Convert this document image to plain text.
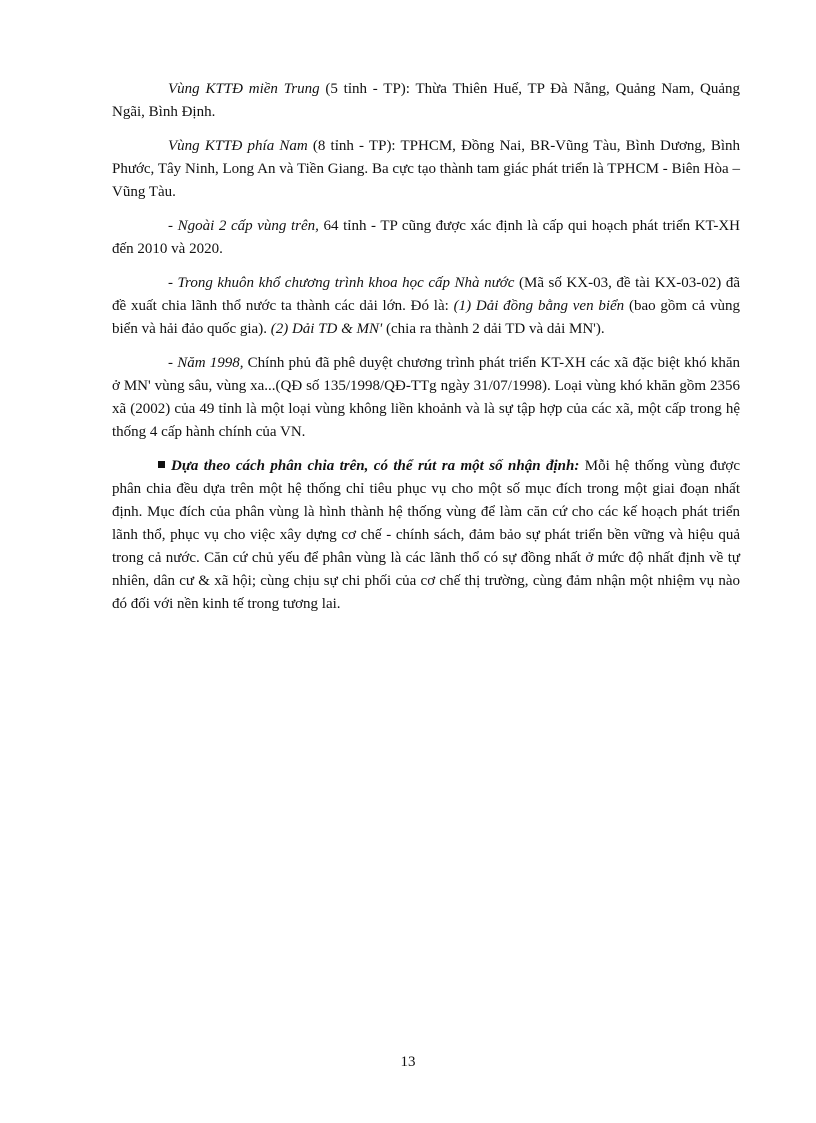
Vùng KTTĐ miền Trung (5 tỉnh - TP): Thừa Thiên Huế, TP Đà Nẵng, Quảng Nam, Quảng Ngãi, Bình Định.

Vùng KTTĐ phía Nam (8 tỉnh - TP): TPHCM, Đồng Nai, BR-Vũng Tàu, Bình Dương, Bình Phước, Tây Ninh, Long An và Tiền Giang. Ba cực tạo thành tam giác phát triển là TPHCM - Biên Hòa – Vũng Tàu.

- Ngoài 2 cấp vùng trên, 64 tỉnh - TP cũng được xác định là cấp qui hoạch phát triển KT-XH đến 2010 và 2020.

- Trong khuôn khổ chương trình khoa học cấp Nhà nước (Mã số KX-03, đề tài KX-03-02) đã đề xuất chia lãnh thổ nước ta thành các dải lớn. Đó là: (1) Dải đồng bằng ven biển (bao gồm cả vùng biển và hải đảo quốc gia). (2) Dải TD & MN' (chia ra thành 2 dải TD và dải MN').

- Năm 1998, Chính phủ đã phê duyệt chương trình phát triển KT-XH các xã đặc biệt khó khăn ở MN' vùng sâu, vùng xa...(QĐ số 135/1998/QĐ-TTg ngày 31/07/1998). Loại vùng khó khăn gồm 2356 xã (2002) của 49 tỉnh là một loại vùng không liền khoảnh và là sự tập hợp của các xã, một cấp trong hệ thống 4 cấp hành chính của VN.

Dựa theo cách phân chia trên, có thể rút ra một số nhận định: Mỗi hệ thống vùng được phân chia đều dựa trên một hệ thống chỉ tiêu phục vụ cho một số mục đích trong một giai đoạn nhất định. Mục đích của phân vùng là hình thành hệ thống vùng để làm căn cứ cho các kế hoạch phát triển lãnh thổ, phục vụ cho việc xây dựng cơ chế - chính sách, đảm bảo sự phát triển bền vững và hiệu quả trong cả nước. Căn cứ chủ yếu để phân vùng là các lãnh thổ có sự đồng nhất ở mức độ nhất định về tự nhiên, dân cư & xã hội; cùng chịu sự chi phối của cơ chế thị trường, cùng đảm nhận một nhiệm vụ nào đó đối với nền kinh tế trong tương lai.

13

____

Copy every line above that includes the string "Bình".

Vùng KTTĐ miền Trung (5 tỉnh - TP): Thừa Thiên Huế, TP Đà Nẵng, Quảng Nam, Quảng Ngãi, Bình Định.
Vùng KTTĐ phía Nam (8 tỉnh - TP): TPHCM, Đồng Nai, BR-Vũng Tàu, Bình Dương, Bình Phước, Tây Ninh, Long An và Tiền Giang. Ba cực tạo thành tam giác phát triển là TPHCM - Biên Hòa – Vũng Tàu.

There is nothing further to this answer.